■ **The exercise**:
Print out every line, exactly as written.

■ **Data lines**:
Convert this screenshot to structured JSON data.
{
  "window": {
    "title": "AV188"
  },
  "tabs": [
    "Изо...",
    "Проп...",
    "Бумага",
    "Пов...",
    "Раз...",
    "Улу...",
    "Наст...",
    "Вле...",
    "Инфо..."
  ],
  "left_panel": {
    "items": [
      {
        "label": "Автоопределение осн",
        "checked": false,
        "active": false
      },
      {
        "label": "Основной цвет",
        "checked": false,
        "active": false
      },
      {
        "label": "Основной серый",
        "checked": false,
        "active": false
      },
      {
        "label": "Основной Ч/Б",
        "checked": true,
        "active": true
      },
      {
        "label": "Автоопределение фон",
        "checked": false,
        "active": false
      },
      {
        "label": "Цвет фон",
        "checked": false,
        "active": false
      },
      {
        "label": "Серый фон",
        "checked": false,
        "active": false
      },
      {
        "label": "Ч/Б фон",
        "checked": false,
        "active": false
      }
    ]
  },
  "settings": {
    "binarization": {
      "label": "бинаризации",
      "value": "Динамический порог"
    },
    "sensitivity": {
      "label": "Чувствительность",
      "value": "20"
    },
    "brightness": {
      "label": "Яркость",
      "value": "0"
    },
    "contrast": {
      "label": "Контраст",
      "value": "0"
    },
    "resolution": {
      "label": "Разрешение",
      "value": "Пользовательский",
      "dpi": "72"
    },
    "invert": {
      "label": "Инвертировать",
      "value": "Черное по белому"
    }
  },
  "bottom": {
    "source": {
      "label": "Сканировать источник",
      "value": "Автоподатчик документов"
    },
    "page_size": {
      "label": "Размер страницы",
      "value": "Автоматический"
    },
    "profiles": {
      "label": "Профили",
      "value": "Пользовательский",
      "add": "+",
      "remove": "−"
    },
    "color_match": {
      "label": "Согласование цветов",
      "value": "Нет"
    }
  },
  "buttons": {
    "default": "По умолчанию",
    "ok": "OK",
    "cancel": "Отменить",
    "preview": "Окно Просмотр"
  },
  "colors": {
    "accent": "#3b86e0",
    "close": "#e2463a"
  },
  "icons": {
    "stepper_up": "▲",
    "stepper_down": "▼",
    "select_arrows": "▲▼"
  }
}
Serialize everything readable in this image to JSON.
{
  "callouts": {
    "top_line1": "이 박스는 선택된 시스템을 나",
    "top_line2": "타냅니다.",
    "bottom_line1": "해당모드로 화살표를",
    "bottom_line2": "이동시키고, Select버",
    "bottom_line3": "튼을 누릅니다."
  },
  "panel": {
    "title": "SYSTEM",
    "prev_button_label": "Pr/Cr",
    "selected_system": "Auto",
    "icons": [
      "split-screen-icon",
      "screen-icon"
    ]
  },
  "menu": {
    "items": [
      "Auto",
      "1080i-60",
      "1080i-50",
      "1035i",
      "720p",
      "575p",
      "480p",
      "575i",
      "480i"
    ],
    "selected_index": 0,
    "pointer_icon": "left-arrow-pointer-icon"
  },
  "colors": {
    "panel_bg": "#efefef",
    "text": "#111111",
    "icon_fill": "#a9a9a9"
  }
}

■ **Reply**:
Convert this screenshot to structured JSON data.
{
  "window": {
    "title": "AV188"
  },
  "tabs": [
    "Изо...",
    "Проп...",
    "Бумага",
    "Пов...",
    "Раз...",
    "Улу...",
    "Наст...",
    "Вле...",
    "Инфо..."
  ],
  "left_panel": {
    "items": [
      {
        "label": "Автоопределение осн",
        "checked": false,
        "active": false
      },
      {
        "label": "Основной цвет",
        "checked": false,
        "active": false
      },
      {
        "label": "Основной серый",
        "checked": false,
        "active": false
      },
      {
        "label": "Основной Ч/Б",
        "checked": true,
        "active": true
      },
      {
        "label": "Автоопределение фон",
        "checked": false,
        "active": false
      },
      {
        "label": "Цвет фон",
        "checked": false,
        "active": false
      },
      {
        "label": "Серый фон",
        "checked": false,
        "active": false
      },
      {
        "label": "Ч/Б фон",
        "checked": false,
        "active": false
      }
    ]
  },
  "settings": {
    "binarization": {
      "label": "бинаризации",
      "value": "Динамический порог"
    },
    "sensitivity": {
      "label": "Чувствительность",
      "value": "20"
    },
    "brightness": {
      "label": "Яркость",
      "value": "0"
    },
    "contrast": {
      "label": "Контраст",
      "value": "0"
    },
    "resolution": {
      "label": "Разрешение",
      "value": "Пользовательский",
      "dpi": "72"
    },
    "invert": {
      "label": "Инвертировать",
      "value": "Черное по белому"
    }
  },
  "bottom": {
    "source": {
      "label": "Сканировать источник",
      "value": "Автоподатчик документов"
    },
    "page_size": {
      "label": "Размер страницы",
      "value": "Автоматический"
    },
    "profiles": {
      "label": "Профили",
      "value": "Пользовательский",
      "add": "+",
      "remove": "−"
    },
    "color_match": {
      "label": "Согласование цветов",
      "value": "Нет"
    }
  },
  "buttons": {
    "default": "По умолчанию",
    "ok": "OK",
    "cancel": "Отменить",
    "preview": "Окно Просмотр"
  },
  "colors": {
    "accent": "#3b86e0",
    "close": "#e2463a"
  },
  "icons": {
    "stepper_up": "▲",
    "stepper_down": "▼",
    "select_arrows": "▲▼"
  }
}
Serialize everything readable in this image to JSON.
{
  "callouts": {
    "top_line1": "이 박스는 선택된 시스템을 나",
    "top_line2": "타냅니다.",
    "bottom_line1": "해당모드로 화살표를",
    "bottom_line2": "이동시키고, Select버",
    "bottom_line3": "튼을 누릅니다."
  },
  "panel": {
    "title": "SYSTEM",
    "prev_button_label": "Pr/Cr",
    "selected_system": "Auto",
    "icons": [
      "split-screen-icon",
      "screen-icon"
    ]
  },
  "menu": {
    "items": [
      "Auto",
      "1080i-60",
      "1080i-50",
      "1035i",
      "720p",
      "575p",
      "480p",
      "575i",
      "480i"
    ],
    "selected_index": 0,
    "pointer_icon": "left-arrow-pointer-icon"
  },
  "colors": {
    "panel_bg": "#efefef",
    "text": "#111111",
    "icon_fill": "#a9a9a9"
  }
}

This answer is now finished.